- [What you have to do] Each line containing the word "осушки" needs to be copied.

(Stored records)
========
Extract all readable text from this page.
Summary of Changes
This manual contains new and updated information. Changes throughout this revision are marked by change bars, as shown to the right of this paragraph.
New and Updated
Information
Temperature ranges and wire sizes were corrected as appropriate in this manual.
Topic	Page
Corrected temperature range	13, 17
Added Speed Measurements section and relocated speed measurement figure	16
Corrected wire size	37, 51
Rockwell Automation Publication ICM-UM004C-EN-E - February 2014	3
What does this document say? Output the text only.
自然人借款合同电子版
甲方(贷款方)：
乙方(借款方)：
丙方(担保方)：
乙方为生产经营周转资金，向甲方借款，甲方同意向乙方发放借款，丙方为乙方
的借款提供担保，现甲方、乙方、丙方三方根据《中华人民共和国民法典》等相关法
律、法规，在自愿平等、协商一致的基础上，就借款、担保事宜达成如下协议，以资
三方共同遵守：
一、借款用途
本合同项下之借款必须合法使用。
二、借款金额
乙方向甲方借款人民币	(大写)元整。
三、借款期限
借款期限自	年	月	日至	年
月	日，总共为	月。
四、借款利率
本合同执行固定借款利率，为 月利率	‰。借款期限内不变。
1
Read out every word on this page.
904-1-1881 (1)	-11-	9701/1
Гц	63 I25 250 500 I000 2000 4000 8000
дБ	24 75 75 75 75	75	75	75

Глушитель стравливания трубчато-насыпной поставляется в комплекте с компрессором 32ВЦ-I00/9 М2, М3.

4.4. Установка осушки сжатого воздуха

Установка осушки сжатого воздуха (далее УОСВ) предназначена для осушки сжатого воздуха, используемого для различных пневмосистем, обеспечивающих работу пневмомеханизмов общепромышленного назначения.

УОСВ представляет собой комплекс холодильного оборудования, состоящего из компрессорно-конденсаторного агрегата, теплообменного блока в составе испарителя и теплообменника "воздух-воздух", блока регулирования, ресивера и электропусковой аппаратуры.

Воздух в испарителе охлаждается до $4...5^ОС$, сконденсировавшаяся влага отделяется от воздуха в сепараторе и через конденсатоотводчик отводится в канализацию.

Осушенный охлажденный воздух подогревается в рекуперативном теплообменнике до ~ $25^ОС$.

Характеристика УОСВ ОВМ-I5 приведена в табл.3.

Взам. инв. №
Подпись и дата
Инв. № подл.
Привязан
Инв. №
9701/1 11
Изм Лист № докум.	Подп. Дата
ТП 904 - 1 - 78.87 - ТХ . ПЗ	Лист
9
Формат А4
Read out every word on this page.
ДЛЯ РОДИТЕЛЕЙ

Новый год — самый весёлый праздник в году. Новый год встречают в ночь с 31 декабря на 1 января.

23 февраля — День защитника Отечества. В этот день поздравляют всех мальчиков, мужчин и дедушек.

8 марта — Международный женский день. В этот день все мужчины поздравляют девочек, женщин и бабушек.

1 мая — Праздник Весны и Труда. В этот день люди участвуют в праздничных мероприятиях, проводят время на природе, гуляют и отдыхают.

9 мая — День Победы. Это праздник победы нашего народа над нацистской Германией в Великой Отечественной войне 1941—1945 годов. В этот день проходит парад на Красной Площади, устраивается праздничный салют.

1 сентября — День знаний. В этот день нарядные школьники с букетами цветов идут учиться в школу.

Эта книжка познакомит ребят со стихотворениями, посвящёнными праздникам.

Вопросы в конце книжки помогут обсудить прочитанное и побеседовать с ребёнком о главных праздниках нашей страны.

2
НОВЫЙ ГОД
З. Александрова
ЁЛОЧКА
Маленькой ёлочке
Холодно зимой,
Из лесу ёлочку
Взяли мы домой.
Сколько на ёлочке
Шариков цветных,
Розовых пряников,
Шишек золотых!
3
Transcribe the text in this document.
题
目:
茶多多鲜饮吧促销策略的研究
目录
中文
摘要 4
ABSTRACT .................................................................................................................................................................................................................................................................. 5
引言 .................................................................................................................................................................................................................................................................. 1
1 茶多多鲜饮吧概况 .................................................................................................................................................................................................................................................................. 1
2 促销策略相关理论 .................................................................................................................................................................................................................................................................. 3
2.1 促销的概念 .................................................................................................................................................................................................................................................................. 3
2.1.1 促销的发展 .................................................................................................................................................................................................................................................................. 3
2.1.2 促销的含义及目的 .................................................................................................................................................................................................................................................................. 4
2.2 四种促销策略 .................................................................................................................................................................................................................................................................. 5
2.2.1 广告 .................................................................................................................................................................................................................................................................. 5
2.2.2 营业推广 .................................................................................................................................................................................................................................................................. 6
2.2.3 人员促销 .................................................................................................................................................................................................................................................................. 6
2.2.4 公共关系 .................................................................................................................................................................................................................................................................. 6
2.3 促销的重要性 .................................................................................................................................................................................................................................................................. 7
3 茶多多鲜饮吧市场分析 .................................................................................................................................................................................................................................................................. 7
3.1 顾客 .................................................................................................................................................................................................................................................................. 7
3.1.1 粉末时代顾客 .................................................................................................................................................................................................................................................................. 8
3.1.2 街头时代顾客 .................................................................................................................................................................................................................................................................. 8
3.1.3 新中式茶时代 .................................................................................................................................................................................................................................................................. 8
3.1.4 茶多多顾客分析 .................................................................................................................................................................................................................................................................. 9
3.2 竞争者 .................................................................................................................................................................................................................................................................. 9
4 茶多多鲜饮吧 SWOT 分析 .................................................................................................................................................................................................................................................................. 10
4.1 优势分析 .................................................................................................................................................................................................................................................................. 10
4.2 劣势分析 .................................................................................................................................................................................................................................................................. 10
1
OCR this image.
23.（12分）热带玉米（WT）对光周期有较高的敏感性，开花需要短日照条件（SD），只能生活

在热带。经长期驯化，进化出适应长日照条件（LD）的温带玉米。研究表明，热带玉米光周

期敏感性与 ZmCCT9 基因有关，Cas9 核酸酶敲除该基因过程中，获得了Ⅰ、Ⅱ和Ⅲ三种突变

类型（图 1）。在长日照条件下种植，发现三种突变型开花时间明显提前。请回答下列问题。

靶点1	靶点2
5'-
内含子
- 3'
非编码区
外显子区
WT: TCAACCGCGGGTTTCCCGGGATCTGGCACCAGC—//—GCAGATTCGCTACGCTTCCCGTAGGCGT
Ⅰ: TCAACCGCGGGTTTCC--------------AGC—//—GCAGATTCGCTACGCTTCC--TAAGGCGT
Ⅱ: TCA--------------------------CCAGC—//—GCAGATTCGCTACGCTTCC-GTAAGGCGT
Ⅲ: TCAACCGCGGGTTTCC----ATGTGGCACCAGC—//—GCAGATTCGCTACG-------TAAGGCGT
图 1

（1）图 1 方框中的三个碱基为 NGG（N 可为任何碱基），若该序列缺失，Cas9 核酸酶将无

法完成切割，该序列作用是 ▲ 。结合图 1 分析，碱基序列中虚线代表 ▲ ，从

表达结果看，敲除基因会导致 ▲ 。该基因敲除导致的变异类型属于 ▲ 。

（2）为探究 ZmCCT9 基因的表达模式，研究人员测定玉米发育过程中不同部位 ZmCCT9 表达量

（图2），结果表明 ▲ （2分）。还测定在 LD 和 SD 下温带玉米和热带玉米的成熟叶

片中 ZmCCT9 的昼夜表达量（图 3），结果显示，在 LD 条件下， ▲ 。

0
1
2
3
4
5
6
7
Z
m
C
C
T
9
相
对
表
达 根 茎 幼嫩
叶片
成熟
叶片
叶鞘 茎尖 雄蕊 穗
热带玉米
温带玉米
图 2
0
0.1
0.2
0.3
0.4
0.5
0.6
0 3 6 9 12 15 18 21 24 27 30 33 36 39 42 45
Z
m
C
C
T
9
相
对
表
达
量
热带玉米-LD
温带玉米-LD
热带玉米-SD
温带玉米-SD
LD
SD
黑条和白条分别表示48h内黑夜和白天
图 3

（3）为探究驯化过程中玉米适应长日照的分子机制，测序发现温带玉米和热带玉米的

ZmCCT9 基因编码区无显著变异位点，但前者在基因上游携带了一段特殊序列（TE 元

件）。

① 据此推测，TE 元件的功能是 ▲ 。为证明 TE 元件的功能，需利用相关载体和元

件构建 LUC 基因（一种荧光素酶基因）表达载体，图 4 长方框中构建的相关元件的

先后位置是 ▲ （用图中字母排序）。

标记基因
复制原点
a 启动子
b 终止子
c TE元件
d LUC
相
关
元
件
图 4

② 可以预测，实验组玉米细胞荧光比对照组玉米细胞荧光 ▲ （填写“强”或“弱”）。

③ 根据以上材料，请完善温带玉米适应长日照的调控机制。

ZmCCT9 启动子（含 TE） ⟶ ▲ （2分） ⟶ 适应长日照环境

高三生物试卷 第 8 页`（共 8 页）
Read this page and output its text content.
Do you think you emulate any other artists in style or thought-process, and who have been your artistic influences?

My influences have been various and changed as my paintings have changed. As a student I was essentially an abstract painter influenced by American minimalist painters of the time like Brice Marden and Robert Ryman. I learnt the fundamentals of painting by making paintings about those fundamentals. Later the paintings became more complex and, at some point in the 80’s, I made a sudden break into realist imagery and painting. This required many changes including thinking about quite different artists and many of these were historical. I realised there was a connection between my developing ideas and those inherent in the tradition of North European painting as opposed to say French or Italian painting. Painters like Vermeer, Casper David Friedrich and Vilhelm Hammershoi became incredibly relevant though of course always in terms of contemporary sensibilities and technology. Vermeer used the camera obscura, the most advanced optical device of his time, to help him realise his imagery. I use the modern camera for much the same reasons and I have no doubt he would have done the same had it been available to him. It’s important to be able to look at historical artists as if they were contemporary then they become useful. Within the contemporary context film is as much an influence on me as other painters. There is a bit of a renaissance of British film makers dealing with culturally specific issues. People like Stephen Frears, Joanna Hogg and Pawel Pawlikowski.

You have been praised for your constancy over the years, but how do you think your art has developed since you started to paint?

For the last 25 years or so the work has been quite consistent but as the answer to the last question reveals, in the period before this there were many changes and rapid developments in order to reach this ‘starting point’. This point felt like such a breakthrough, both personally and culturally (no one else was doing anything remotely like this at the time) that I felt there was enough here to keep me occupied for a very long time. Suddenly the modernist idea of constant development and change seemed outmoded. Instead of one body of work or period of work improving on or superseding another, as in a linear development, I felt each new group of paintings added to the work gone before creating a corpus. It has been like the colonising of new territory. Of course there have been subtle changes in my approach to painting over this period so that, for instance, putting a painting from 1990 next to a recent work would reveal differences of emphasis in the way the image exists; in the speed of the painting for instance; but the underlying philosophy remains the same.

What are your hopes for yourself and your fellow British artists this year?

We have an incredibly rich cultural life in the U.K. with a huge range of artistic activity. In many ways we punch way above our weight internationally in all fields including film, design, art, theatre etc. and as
========
- [Response for this exercise]
4.4. Установка осушки сжатого воздуха
Установка осушки сжатого воздуха (далее УОСВ) предназначена для осушки сжатого воздуха, используемого для различных пневмосистем, обеспечивающих работу пневмомеханизмов общепромышленного назначения.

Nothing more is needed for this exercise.